— start of Supplied data —
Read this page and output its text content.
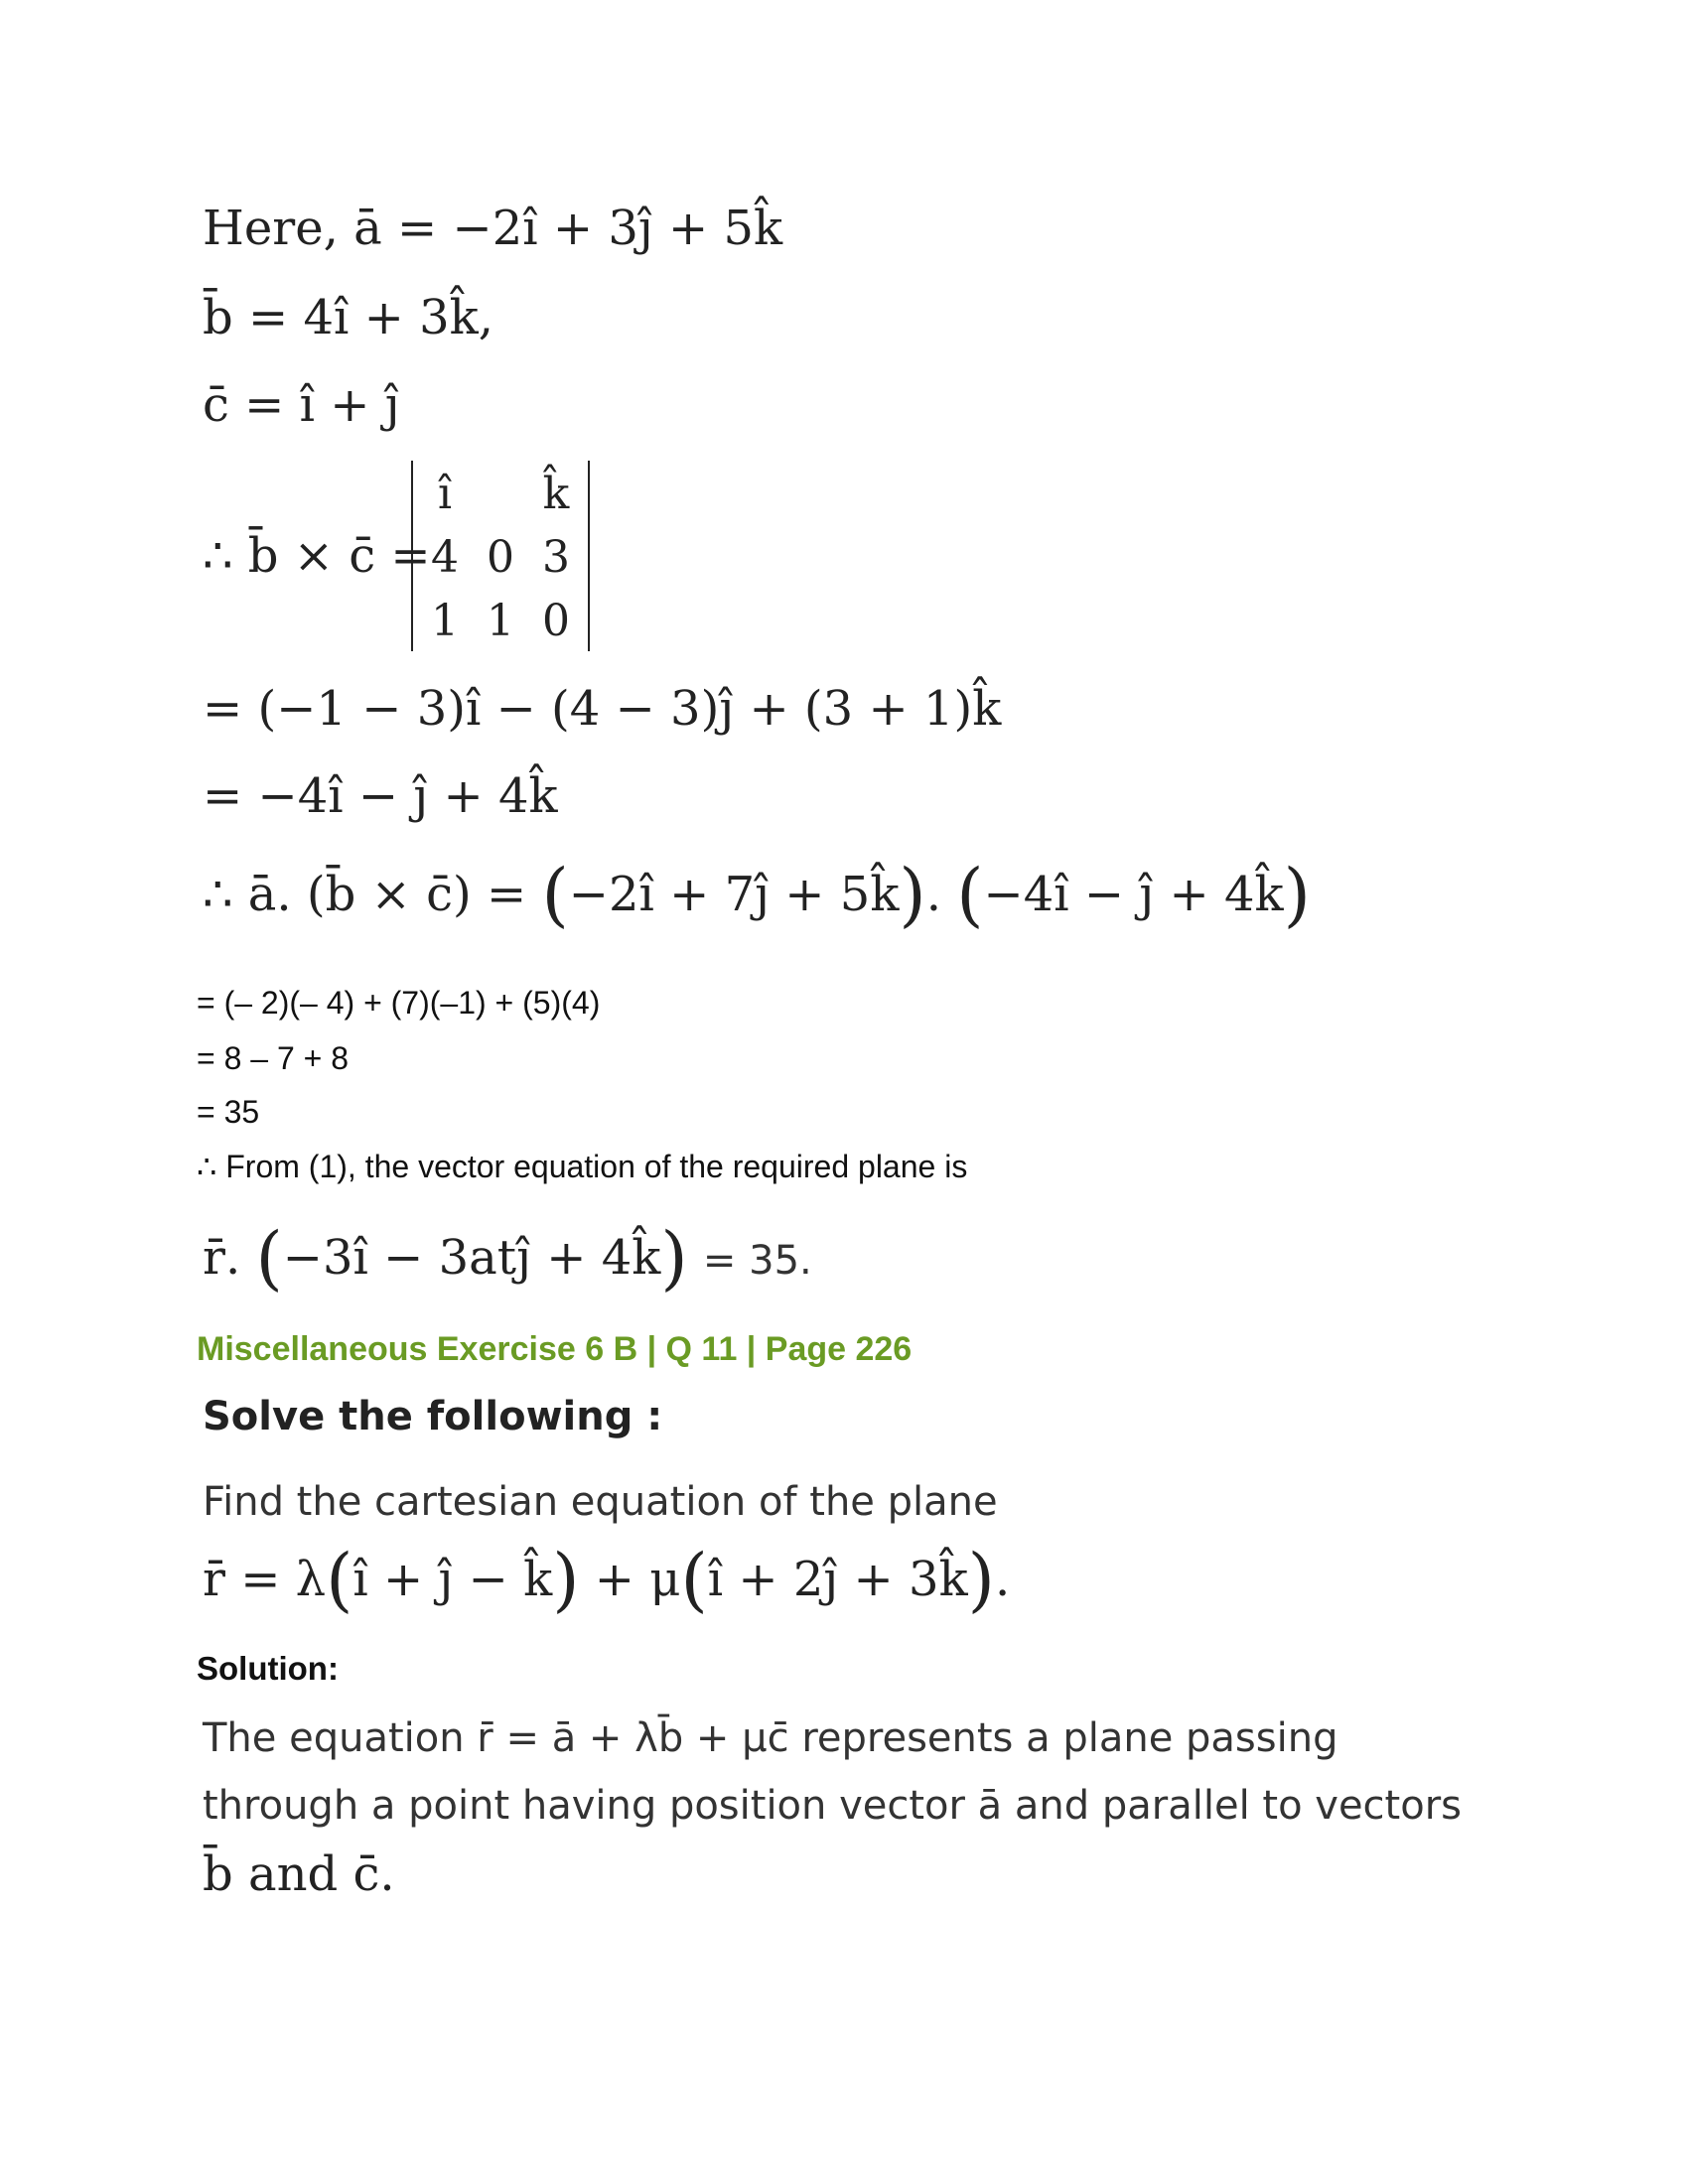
Here, ā = −2î + 3ĵ + 5k̂
b̄ = 4î + 3k̂,
c̄ = î + ĵ
∴ b̄ × c̄ =
î	k̂
4 0 3
1 1 0
= (−1 − 3)î − (4 − 3)ĵ + (3 + 1)k̂
= −4î − ĵ + 4k̂
∴ ā. (b̄ × c̄) = (−2î + 7ĵ + 5k̂). (−4î − ĵ + 4k̂)
= (– 2)(– 4) + (7)(–1) + (5)(4)
= 8 – 7 + 8
= 35
∴ From (1), the vector equation of the required plane is
r̄. (−3î − 3atĵ + 4k̂) = 35.
Miscellaneous Exercise 6 B | Q 11 | Page 226
Solve the following :
Find the cartesian equation of the plane
r̄ = λ(î + ĵ − k̂) + μ(î + 2ĵ + 3k̂).
Solution:
The equation r̄ = ā + λb̄ + μc̄ represents a plane passing
through a point having position vector ā and parallel to vectors
b̄ and c̄.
— end of Supplied data —
_Directions_: Transcribe the whole listing exactly. Pictures are excluded.

_Solution to the problem_:
Read this page and output its text content.
Here, ā = −2î + 3ĵ + 5k̂
b̄ = 4î + 3k̂,
c̄ = î + ĵ
∴ b̄ × c̄ =
î	k̂
4 0 3
1 1 0
= (−1 − 3)î − (4 − 3)ĵ + (3 + 1)k̂
= −4î − ĵ + 4k̂
∴ ā. (b̄ × c̄) = (−2î + 7ĵ + 5k̂). (−4î − ĵ + 4k̂)
= (– 2)(– 4) + (7)(–1) + (5)(4)
= 8 – 7 + 8
= 35
∴ From (1), the vector equation of the required plane is
r̄. (−3î − 3atĵ + 4k̂) = 35.
Miscellaneous Exercise 6 B | Q 11 | Page 226
Solve the following :
Find the cartesian equation of the plane
r̄ = λ(î + ĵ − k̂) + μ(î + 2ĵ + 3k̂).
Solution:
The equation r̄ = ā + λb̄ + μc̄ represents a plane passing
through a point having position vector ā and parallel to vectors
b̄ and c̄.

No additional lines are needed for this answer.